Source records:
============

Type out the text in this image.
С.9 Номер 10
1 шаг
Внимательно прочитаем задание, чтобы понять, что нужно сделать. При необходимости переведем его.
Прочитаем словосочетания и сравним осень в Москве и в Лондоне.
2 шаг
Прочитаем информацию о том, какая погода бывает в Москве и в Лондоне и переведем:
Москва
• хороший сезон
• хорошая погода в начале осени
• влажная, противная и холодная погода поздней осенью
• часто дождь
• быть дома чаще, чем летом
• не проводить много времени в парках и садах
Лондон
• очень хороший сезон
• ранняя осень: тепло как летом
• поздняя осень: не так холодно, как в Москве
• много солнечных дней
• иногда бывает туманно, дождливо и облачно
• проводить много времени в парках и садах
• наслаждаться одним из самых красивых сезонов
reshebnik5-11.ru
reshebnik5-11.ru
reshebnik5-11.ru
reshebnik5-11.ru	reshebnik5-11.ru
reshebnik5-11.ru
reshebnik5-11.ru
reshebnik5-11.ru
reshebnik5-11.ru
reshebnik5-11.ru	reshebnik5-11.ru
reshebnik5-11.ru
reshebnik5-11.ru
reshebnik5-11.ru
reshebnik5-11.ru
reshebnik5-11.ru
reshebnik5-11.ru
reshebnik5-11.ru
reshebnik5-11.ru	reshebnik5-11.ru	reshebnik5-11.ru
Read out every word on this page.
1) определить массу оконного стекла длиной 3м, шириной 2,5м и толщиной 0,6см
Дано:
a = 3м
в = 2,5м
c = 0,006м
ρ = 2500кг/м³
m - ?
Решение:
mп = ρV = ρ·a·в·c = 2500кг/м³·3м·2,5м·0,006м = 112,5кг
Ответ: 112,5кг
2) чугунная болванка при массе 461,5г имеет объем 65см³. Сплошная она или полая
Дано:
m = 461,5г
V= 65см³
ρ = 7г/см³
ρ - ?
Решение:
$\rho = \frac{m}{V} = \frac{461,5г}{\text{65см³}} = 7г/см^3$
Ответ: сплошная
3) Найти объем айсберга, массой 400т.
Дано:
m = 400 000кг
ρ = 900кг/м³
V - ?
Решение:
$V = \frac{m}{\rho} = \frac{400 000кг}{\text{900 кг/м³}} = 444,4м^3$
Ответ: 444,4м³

============

**TASK STATEMENT**
Isolate the lines that hold the word "погода" and copy all of them.

**TASK RESULT**
Прочитаем информацию о том, какая погода бывает в Москве и в Лондоне и переведем:
• хорошая погода в начале осени
• влажная, противная и холодная погода поздней осенью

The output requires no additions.